Search the material below for the word "When". Copy every line that has it.

--- BEGIN Supplied records ---

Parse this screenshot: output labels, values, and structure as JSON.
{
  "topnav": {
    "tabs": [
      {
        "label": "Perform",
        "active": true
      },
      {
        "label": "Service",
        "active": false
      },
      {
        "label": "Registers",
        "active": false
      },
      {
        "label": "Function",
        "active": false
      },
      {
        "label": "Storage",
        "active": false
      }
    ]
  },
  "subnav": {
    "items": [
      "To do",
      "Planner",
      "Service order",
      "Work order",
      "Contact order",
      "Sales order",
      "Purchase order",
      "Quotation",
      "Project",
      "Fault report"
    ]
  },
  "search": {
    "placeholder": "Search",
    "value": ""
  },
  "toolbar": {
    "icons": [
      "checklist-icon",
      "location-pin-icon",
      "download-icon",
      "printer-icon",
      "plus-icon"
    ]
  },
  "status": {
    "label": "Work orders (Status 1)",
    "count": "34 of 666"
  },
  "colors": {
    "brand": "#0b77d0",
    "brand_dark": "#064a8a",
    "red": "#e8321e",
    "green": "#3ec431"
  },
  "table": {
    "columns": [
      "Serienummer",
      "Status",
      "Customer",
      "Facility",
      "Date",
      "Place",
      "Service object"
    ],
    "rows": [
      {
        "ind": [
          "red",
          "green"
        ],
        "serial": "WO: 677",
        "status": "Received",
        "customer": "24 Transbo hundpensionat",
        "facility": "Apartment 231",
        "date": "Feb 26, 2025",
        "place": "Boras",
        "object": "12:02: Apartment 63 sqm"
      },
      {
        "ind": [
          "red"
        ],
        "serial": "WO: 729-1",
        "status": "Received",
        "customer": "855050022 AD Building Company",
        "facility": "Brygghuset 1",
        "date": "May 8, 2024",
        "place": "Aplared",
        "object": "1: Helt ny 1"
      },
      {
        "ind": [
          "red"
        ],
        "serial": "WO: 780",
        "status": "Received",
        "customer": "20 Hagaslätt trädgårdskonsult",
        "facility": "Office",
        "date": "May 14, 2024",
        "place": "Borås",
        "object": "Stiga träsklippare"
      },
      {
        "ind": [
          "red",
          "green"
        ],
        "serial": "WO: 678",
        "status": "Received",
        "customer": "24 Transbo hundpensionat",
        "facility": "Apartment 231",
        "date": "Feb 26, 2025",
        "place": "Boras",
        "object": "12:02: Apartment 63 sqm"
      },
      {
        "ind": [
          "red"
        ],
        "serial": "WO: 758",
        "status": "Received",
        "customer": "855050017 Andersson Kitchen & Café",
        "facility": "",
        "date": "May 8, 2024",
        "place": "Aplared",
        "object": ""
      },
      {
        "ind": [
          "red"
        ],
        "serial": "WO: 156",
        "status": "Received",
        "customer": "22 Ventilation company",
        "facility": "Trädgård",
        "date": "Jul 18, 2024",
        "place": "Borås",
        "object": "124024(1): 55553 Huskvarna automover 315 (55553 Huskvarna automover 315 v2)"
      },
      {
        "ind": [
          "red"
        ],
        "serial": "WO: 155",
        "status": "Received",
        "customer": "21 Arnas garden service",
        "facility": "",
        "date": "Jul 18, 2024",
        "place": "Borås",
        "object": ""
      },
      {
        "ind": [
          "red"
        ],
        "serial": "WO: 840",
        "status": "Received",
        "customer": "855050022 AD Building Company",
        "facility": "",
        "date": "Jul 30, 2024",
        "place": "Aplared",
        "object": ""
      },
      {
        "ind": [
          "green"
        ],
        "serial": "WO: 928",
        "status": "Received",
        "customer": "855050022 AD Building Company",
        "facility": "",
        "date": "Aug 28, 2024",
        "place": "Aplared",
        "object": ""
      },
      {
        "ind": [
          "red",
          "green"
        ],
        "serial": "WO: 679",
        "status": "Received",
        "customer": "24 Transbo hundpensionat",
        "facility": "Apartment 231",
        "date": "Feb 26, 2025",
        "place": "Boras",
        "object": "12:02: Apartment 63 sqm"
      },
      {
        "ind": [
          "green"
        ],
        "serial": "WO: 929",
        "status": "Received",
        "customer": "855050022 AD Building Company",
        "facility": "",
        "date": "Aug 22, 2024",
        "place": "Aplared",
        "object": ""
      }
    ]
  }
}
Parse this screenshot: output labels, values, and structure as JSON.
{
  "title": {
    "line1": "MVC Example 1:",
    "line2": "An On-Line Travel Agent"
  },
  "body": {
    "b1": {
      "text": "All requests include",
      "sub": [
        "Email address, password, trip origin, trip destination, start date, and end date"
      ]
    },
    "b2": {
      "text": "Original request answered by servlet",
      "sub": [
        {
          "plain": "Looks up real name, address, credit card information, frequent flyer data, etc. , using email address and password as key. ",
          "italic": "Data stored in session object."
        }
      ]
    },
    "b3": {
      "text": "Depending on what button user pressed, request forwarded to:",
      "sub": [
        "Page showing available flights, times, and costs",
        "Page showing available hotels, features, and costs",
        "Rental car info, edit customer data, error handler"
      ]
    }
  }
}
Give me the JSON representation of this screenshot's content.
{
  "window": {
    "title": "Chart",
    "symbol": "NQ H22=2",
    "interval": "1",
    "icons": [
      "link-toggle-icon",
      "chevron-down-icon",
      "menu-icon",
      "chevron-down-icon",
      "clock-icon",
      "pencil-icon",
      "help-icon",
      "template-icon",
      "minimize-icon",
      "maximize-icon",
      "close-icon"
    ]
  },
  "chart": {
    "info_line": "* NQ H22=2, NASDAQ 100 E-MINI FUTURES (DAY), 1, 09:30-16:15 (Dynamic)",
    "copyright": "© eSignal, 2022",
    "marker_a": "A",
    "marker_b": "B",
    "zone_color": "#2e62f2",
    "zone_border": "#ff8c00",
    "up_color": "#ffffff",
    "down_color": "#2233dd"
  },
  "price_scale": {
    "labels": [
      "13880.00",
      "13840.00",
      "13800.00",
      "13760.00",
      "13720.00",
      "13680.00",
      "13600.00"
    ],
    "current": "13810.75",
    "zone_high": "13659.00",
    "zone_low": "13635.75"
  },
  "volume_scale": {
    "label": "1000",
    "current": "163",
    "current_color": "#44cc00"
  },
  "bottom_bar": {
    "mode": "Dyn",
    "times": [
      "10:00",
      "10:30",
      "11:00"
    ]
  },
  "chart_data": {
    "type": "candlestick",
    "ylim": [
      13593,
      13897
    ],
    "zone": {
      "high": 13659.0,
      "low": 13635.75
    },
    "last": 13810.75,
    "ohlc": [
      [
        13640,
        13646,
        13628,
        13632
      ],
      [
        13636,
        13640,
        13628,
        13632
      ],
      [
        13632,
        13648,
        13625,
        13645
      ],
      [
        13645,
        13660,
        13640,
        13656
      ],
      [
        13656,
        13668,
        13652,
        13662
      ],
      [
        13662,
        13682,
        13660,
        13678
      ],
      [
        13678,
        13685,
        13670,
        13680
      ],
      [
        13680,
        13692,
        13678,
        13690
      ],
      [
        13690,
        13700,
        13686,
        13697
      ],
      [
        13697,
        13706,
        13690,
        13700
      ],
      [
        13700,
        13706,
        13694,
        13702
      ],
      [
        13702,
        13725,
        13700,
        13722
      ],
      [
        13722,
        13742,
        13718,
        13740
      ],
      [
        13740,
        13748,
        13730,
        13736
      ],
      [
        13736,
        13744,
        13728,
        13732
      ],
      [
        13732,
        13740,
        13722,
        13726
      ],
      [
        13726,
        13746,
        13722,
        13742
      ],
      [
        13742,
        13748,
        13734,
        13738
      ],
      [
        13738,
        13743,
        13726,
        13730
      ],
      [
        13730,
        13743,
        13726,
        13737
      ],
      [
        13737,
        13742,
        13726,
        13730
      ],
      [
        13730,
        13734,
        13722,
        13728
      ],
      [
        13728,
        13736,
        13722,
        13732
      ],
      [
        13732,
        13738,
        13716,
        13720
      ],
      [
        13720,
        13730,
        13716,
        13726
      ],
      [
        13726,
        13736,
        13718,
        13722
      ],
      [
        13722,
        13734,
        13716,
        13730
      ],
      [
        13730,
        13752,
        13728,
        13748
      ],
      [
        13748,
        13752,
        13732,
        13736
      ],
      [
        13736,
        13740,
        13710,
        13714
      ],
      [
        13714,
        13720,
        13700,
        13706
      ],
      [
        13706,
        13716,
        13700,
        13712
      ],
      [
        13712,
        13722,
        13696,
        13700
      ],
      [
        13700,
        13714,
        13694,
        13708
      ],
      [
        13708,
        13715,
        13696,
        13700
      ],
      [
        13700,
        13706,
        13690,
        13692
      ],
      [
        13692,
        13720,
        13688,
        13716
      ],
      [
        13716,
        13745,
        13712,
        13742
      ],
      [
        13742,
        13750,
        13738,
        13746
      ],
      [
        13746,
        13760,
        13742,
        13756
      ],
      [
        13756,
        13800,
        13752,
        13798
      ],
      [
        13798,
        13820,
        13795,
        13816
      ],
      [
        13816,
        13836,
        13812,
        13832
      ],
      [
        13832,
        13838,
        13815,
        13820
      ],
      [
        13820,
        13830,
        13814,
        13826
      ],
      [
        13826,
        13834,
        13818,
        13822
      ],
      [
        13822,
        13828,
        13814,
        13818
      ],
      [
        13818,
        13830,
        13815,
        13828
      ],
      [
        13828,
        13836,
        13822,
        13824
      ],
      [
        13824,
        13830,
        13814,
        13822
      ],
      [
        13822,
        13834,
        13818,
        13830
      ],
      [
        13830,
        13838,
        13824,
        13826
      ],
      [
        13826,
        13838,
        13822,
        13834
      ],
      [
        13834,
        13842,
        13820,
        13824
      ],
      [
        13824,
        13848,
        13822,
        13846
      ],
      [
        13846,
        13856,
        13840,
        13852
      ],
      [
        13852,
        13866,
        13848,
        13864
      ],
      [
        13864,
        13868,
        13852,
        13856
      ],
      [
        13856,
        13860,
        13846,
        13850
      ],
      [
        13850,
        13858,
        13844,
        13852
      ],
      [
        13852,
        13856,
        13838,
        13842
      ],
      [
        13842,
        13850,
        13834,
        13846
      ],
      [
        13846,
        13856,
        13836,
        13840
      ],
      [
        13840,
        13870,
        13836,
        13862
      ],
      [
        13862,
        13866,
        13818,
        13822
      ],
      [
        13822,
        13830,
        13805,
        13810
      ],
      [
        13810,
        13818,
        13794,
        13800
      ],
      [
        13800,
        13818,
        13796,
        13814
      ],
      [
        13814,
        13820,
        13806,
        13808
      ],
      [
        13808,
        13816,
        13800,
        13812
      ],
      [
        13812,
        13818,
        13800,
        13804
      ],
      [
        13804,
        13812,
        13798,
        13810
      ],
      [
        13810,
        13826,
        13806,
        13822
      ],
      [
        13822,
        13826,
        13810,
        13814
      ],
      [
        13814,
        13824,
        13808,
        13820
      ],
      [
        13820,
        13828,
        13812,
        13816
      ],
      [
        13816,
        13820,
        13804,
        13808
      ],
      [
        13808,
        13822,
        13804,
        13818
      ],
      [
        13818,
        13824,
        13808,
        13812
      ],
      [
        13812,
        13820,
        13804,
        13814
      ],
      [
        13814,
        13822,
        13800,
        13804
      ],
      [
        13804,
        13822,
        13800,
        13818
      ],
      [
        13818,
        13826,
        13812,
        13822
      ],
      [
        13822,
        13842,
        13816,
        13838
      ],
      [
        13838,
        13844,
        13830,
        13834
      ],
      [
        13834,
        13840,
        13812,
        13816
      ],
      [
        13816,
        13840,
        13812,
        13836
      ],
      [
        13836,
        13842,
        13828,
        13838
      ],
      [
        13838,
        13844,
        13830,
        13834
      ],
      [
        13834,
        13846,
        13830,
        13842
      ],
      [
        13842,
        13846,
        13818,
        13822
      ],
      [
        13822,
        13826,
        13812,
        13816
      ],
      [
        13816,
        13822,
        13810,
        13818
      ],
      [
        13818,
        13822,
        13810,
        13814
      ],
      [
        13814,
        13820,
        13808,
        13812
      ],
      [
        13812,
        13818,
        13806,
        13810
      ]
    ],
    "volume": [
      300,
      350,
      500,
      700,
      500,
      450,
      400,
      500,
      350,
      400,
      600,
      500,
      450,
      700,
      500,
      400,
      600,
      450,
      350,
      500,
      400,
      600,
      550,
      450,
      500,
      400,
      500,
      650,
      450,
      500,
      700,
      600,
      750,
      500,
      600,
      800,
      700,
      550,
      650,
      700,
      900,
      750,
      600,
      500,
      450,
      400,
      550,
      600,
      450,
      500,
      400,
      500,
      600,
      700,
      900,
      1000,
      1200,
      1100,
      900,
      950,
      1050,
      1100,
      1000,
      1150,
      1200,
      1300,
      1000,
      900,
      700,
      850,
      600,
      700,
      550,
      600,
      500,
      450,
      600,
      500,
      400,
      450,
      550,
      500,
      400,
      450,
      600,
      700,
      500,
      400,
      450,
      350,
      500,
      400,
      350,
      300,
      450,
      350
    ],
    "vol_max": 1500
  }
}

--- END Supplied records ---
--- BEGIN Supplied records ---

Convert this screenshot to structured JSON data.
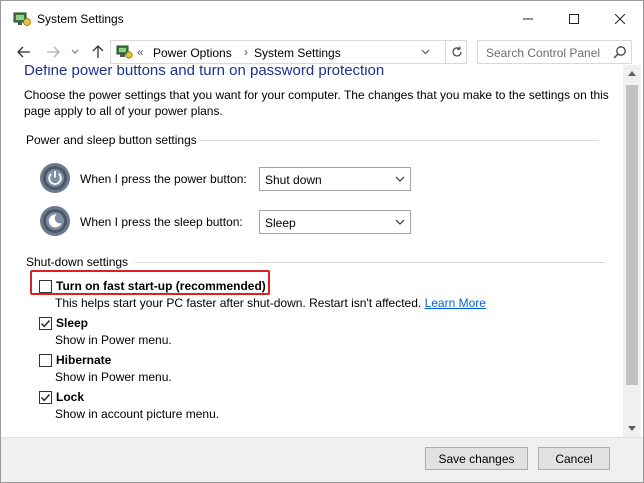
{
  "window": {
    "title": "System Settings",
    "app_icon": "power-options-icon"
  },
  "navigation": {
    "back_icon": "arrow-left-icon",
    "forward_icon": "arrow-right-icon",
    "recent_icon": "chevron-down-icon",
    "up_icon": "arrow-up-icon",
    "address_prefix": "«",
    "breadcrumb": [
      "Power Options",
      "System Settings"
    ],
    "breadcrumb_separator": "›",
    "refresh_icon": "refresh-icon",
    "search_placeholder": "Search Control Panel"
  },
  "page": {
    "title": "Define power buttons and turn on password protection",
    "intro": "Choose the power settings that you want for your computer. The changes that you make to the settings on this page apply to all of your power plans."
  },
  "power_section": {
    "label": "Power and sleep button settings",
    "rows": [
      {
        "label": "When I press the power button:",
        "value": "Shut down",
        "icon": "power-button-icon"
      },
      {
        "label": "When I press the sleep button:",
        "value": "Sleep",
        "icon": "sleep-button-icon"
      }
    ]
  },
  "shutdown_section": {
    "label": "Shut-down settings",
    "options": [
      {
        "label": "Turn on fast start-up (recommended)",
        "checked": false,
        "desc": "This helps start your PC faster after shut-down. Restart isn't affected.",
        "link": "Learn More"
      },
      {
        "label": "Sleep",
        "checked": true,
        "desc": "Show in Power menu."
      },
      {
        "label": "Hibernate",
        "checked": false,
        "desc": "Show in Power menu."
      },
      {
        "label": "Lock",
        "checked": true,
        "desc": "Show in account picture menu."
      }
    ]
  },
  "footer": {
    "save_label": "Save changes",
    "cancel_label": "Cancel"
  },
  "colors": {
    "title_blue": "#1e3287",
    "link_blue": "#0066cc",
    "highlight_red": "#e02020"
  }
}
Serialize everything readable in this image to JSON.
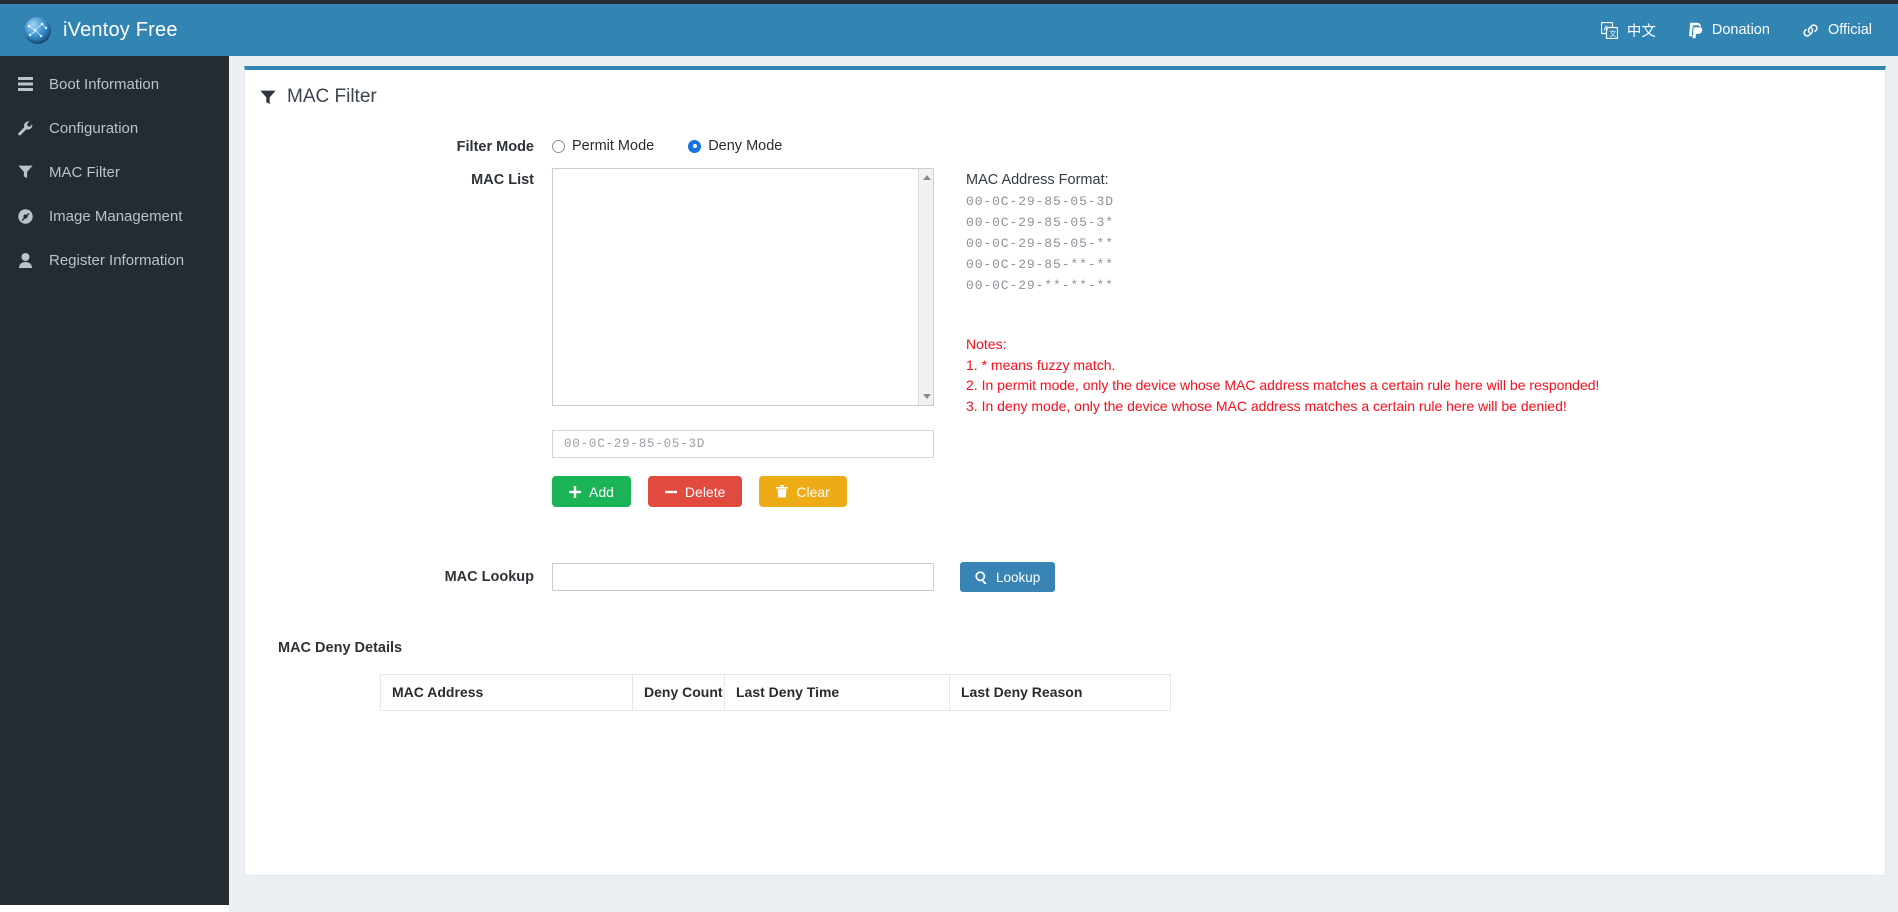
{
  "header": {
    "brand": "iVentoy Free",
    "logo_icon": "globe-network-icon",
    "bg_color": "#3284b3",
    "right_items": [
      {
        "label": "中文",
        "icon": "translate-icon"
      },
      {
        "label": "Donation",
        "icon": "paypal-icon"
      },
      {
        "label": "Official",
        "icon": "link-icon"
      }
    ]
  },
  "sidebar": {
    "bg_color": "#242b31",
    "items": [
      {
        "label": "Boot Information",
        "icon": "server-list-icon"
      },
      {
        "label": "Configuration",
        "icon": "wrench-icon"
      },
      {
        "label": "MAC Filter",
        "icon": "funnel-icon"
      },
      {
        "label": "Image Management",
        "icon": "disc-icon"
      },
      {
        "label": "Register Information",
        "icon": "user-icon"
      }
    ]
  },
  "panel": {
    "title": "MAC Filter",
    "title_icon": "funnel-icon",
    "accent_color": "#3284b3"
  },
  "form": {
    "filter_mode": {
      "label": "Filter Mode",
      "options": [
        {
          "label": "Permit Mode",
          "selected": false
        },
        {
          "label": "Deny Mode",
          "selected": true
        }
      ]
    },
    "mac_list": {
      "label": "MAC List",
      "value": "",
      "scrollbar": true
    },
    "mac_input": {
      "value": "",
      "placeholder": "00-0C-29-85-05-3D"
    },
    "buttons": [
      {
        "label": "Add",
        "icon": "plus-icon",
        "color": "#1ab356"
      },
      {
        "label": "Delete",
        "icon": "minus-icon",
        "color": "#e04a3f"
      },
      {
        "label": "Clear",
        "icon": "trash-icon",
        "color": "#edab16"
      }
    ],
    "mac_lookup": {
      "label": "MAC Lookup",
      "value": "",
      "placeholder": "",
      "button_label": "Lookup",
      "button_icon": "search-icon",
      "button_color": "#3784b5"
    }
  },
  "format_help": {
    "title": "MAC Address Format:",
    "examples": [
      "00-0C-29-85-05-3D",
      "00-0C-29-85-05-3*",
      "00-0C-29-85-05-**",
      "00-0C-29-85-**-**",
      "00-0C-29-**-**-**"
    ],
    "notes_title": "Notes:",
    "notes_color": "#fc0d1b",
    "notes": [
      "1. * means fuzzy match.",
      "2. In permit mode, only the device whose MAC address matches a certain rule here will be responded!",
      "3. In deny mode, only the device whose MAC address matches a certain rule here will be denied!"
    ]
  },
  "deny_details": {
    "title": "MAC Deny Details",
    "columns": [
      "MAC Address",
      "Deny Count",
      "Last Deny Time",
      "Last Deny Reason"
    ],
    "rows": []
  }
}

--- END Supplied records ---

Task output »
        "label": "When I press the power button:",
        "label": "When I press the sleep button:",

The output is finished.